> **Task objective**: Compute the number of lines that include the string "creditors", then output that number and nothing else.

> **Input records**:
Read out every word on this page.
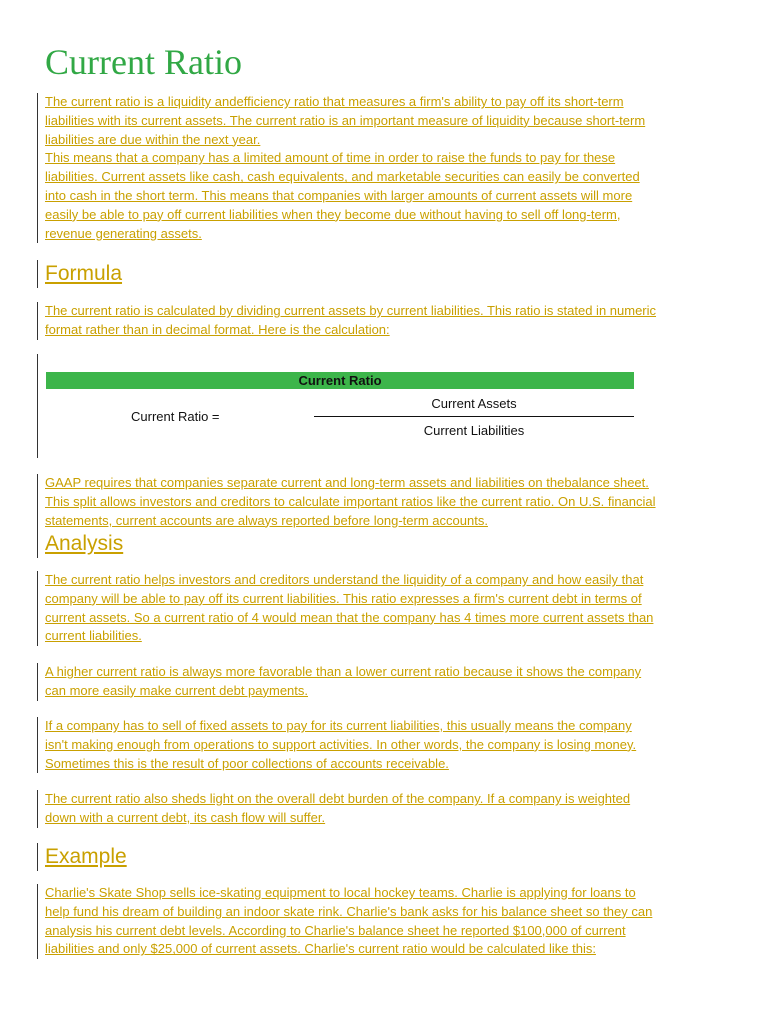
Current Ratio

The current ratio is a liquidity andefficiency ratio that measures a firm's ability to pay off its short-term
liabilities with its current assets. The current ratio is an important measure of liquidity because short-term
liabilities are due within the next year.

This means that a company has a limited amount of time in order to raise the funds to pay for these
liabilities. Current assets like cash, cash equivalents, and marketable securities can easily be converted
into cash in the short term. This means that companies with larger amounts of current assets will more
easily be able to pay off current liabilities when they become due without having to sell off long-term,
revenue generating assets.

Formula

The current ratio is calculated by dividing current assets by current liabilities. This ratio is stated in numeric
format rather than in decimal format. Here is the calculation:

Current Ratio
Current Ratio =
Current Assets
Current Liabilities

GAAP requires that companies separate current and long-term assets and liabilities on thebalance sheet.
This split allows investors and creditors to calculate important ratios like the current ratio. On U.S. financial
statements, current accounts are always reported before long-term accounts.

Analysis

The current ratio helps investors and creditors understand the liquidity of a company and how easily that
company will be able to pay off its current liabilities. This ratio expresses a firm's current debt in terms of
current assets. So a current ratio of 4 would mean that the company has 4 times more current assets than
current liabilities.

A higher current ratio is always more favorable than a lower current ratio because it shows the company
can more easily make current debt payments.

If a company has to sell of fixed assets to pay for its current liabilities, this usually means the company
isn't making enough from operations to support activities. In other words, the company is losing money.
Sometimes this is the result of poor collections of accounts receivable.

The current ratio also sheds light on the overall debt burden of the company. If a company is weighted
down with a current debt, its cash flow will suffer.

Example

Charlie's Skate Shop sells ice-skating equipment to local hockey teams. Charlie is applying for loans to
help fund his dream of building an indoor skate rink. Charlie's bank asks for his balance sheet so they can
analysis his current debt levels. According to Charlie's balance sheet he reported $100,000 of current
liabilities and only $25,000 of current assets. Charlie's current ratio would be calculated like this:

> **Result of the exercise**: 2